start RAW DATA

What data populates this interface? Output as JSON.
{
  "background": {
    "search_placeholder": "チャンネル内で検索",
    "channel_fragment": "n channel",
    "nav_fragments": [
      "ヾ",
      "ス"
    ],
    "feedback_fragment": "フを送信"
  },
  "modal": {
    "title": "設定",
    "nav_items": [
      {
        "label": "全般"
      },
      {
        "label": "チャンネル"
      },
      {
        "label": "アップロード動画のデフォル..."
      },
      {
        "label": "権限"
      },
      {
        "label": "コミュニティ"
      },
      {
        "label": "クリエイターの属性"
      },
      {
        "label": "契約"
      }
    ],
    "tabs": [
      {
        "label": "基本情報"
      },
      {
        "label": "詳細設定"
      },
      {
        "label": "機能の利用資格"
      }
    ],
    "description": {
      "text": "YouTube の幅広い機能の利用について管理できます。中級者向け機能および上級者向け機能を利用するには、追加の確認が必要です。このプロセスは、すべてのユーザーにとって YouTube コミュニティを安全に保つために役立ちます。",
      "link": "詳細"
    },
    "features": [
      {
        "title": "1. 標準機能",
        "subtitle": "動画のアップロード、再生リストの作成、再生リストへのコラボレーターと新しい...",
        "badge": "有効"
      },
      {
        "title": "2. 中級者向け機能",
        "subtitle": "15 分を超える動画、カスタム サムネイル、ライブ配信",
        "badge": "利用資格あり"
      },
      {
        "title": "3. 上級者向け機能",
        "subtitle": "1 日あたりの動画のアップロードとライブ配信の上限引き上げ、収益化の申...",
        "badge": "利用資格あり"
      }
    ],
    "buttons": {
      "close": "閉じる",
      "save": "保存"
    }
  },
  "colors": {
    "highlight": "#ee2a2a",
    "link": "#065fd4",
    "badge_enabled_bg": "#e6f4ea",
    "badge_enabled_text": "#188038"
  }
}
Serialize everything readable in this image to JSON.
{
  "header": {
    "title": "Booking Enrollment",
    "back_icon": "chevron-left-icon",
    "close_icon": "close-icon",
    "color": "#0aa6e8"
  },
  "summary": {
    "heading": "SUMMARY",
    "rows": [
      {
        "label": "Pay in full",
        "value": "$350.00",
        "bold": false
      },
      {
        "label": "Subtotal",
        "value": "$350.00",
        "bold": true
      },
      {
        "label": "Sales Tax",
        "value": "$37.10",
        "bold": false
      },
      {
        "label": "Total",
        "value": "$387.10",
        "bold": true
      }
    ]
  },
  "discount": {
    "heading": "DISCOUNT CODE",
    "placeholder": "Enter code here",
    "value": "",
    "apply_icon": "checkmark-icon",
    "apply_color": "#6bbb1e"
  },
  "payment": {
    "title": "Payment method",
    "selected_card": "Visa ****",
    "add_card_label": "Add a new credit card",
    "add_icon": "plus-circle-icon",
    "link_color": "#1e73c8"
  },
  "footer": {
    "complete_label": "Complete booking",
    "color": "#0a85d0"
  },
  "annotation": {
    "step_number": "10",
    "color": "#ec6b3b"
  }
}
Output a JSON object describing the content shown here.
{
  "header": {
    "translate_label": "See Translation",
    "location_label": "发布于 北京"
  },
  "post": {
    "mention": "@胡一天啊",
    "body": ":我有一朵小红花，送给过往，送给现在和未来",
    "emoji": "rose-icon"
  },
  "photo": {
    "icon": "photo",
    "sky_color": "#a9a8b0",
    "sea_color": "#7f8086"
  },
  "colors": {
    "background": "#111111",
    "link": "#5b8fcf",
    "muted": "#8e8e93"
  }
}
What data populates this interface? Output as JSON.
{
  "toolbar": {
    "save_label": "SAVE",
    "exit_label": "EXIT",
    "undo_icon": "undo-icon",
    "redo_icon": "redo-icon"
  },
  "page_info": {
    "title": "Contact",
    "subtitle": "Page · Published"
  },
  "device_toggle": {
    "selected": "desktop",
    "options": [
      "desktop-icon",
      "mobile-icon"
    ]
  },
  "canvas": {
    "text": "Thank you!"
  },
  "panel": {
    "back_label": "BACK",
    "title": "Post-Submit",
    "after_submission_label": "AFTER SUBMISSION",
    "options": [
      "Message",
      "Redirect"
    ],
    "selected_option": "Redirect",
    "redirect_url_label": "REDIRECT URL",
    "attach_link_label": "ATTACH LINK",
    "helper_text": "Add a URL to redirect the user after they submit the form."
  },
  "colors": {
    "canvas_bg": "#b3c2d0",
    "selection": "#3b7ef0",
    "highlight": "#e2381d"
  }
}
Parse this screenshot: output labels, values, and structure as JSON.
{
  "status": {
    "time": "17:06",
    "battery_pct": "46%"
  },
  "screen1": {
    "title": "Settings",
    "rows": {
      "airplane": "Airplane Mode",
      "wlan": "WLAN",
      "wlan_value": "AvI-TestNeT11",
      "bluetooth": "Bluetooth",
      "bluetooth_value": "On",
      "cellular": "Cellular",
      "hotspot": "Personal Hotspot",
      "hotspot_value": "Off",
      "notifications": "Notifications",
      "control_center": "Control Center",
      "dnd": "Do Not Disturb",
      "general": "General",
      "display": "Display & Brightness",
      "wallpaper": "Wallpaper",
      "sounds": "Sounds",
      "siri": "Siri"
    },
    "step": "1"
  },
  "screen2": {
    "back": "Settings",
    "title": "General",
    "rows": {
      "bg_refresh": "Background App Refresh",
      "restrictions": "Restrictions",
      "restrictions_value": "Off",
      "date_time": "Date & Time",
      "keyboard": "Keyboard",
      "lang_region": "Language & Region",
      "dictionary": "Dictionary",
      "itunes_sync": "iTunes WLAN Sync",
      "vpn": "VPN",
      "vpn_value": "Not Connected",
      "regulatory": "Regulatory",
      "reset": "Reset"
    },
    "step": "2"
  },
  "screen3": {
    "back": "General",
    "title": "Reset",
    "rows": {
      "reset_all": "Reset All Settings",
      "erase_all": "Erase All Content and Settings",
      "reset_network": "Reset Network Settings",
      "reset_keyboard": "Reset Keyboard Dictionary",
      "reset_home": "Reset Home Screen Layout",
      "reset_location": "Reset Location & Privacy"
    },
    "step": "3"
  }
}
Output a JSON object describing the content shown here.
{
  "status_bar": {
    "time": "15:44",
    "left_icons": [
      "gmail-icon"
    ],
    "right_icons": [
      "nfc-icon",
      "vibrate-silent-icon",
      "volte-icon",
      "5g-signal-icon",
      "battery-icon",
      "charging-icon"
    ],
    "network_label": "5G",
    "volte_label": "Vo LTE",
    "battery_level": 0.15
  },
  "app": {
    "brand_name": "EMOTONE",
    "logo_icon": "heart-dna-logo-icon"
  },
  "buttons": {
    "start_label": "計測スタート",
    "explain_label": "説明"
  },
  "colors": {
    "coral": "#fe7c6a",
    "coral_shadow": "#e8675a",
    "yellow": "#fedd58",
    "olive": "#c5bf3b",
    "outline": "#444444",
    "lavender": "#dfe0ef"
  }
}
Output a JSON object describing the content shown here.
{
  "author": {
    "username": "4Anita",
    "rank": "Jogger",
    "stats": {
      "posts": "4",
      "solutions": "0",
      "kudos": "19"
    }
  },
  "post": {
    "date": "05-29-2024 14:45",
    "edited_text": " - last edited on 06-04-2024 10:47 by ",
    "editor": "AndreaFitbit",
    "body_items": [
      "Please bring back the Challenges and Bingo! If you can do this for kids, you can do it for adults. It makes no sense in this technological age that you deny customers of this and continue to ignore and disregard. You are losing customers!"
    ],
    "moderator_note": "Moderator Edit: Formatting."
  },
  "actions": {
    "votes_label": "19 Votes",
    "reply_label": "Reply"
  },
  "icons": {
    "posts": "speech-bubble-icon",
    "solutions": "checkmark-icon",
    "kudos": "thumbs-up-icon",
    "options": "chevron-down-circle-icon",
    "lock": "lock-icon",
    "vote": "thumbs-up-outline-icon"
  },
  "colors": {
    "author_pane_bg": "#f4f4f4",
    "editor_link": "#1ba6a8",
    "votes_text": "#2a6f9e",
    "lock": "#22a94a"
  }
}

end RAW DATA

▶ [PROBLEM]
Filter the records above for lines containing the word "Reset", and copy those lines.

▶ [EXPECTED OUTPUT]
      "reset": "Reset"
    "title": "Reset",
      "reset_all": "Reset All Settings",
      "reset_network": "Reset Network Settings",
      "reset_keyboard": "Reset Keyboard Dictionary",
      "reset_home": "Reset Home Screen Layout",
      "reset_location": "Reset Location & Privacy"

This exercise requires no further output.